_THE PROBLEM:_
Check every line below for the string "xlabel", and copy the lines that contain it.

_INPUT:_
━━━━━━━━━━━━━━━━━━━━

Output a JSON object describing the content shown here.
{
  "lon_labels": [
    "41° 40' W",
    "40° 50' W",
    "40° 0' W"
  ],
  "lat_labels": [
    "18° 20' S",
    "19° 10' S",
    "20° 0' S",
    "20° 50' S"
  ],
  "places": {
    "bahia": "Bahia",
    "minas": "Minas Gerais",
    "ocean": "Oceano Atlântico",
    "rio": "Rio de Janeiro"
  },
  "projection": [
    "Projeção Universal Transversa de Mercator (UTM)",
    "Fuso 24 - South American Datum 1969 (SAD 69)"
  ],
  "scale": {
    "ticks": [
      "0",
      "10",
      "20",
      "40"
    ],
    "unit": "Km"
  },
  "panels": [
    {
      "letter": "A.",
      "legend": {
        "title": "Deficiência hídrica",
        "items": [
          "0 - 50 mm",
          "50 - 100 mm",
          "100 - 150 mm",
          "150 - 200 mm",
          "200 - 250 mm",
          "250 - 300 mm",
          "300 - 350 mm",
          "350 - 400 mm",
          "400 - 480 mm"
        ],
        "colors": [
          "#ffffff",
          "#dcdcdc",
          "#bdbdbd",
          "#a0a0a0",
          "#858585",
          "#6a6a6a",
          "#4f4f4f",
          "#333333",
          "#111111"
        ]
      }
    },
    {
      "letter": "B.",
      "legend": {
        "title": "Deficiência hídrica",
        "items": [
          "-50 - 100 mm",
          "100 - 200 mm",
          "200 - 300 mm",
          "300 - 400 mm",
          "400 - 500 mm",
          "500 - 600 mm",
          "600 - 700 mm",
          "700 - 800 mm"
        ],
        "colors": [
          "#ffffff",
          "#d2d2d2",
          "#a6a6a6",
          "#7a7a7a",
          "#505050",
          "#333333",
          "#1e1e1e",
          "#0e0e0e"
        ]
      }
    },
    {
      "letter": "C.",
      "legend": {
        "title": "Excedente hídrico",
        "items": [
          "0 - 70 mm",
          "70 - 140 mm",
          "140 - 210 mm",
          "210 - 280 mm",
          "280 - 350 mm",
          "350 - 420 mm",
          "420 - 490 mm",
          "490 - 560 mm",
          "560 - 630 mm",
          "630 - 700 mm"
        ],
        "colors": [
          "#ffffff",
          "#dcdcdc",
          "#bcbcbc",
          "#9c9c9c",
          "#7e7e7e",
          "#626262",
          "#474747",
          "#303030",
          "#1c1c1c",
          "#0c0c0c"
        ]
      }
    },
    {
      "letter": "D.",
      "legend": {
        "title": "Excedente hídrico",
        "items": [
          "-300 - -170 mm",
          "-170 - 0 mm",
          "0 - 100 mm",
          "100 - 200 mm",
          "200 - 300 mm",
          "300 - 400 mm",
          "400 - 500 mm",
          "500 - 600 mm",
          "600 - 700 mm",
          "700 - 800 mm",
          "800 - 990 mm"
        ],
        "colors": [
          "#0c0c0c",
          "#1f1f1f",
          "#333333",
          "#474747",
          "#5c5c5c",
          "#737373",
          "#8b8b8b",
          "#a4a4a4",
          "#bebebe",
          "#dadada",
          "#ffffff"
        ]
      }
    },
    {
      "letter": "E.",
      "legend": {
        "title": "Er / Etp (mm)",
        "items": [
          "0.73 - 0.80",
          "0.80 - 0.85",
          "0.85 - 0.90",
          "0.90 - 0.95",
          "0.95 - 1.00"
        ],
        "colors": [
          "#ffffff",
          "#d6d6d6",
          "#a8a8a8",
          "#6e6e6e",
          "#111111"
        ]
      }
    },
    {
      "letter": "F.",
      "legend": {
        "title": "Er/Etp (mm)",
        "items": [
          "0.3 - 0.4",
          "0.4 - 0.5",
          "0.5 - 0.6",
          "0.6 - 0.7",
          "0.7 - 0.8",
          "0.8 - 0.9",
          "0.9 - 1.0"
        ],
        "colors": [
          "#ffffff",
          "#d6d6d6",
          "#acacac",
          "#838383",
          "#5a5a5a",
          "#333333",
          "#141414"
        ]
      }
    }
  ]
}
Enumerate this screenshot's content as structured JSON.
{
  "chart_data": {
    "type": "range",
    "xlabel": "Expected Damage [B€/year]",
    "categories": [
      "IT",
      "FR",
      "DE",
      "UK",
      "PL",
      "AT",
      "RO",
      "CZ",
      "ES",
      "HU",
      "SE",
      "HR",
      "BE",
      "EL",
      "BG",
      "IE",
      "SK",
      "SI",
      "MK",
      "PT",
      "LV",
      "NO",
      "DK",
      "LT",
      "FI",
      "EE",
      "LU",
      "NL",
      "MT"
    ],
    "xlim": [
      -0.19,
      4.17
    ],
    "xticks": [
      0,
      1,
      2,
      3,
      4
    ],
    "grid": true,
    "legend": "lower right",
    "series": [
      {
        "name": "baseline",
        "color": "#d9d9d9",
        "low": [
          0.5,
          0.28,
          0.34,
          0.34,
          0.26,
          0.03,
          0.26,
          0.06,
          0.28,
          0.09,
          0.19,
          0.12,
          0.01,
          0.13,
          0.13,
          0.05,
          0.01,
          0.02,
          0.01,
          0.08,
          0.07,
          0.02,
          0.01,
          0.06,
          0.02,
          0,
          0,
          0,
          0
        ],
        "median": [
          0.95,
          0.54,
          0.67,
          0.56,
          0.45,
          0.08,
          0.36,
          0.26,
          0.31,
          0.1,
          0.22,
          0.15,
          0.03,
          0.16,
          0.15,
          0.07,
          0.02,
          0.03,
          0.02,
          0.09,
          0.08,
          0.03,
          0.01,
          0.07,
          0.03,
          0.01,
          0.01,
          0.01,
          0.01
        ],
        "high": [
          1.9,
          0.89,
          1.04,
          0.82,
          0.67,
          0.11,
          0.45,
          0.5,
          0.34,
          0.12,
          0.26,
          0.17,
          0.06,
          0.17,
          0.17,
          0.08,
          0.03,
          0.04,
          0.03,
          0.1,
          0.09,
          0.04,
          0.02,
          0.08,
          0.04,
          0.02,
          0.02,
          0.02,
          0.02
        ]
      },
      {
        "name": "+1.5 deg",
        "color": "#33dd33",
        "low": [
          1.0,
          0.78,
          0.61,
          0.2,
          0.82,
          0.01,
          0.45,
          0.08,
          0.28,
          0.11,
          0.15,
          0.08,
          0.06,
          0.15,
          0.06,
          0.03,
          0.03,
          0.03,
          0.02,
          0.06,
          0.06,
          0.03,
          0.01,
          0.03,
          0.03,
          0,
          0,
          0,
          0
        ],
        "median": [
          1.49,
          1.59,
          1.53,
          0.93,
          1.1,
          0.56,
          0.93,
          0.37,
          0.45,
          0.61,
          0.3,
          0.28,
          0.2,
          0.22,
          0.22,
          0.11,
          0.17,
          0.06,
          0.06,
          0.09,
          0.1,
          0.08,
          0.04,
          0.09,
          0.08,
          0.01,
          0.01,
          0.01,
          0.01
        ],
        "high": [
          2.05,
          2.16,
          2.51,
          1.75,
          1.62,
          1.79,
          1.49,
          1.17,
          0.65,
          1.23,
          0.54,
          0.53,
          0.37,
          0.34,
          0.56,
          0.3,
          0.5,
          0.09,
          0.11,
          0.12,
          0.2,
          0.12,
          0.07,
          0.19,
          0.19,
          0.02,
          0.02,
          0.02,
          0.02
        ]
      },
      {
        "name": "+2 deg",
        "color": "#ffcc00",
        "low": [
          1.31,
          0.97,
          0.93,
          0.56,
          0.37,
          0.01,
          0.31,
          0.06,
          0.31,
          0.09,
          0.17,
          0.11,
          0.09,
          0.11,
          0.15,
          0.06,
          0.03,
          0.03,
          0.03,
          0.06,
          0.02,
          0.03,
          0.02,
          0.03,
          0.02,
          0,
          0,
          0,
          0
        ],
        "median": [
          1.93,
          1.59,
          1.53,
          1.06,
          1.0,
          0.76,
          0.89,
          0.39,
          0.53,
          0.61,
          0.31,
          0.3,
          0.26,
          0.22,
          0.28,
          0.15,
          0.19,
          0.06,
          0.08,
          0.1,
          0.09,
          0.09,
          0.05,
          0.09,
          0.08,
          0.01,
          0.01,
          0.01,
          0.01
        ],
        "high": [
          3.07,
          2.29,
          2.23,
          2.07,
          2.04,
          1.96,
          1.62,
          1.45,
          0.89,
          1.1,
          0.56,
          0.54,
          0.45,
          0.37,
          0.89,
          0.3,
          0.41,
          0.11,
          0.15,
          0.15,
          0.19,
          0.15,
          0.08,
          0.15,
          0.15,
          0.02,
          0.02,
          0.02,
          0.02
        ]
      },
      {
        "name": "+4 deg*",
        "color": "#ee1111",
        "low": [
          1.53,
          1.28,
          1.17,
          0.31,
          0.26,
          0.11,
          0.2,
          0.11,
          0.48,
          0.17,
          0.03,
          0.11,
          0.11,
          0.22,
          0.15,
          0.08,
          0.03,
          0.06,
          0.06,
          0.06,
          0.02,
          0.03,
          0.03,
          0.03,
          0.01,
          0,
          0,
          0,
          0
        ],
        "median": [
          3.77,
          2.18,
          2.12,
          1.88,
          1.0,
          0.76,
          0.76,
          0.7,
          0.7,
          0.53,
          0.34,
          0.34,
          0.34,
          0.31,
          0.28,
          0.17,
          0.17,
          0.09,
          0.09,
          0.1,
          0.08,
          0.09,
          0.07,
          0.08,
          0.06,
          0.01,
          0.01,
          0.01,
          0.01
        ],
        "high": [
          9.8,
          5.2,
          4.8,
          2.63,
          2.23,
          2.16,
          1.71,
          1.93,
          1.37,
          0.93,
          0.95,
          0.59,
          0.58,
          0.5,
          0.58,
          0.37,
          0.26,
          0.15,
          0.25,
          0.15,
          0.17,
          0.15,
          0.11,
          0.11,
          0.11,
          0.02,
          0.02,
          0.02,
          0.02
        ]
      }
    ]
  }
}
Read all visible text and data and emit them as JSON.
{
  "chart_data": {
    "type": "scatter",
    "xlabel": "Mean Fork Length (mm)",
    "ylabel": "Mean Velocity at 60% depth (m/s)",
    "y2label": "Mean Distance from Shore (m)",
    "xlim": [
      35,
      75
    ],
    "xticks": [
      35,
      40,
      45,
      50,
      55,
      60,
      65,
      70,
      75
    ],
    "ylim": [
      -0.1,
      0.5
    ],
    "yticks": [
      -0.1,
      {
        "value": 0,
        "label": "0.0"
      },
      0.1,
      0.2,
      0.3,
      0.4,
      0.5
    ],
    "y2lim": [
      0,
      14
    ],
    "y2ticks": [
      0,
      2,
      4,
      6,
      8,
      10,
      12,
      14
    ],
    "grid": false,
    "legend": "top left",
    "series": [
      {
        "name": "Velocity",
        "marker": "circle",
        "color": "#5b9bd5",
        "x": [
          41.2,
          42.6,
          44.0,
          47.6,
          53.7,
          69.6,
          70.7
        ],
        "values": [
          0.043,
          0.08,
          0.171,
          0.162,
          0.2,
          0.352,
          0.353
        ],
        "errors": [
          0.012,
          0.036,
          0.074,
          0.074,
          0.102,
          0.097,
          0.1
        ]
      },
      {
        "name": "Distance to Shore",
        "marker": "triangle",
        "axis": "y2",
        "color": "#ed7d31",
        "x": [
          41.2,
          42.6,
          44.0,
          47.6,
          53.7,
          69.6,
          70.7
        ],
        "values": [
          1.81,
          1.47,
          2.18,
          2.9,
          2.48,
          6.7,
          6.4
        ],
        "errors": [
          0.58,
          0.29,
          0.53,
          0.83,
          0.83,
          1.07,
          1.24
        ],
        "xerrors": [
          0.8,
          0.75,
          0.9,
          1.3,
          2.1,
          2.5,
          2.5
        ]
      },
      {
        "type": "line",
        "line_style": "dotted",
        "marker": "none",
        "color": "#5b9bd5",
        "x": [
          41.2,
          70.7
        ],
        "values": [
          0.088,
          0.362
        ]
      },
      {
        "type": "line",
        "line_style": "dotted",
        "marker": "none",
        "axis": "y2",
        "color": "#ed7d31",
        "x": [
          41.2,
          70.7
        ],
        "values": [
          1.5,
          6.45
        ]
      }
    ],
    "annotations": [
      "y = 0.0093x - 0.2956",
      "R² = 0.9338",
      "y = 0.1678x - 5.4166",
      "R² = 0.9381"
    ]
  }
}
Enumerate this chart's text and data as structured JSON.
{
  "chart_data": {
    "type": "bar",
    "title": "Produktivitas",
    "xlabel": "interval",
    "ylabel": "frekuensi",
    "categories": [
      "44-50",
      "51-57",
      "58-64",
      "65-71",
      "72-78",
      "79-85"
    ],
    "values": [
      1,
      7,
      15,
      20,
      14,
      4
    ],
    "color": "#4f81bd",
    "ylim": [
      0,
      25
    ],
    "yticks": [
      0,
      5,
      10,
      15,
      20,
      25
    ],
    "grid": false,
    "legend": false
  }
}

━━━━━━━━━━━━━━━━━━━━

_TASK RESULT:_
    "xlabel": "Expected Damage [B€/year]",
    "xlabel": "Mean Fork Length (mm)",
    "xlabel": "interval",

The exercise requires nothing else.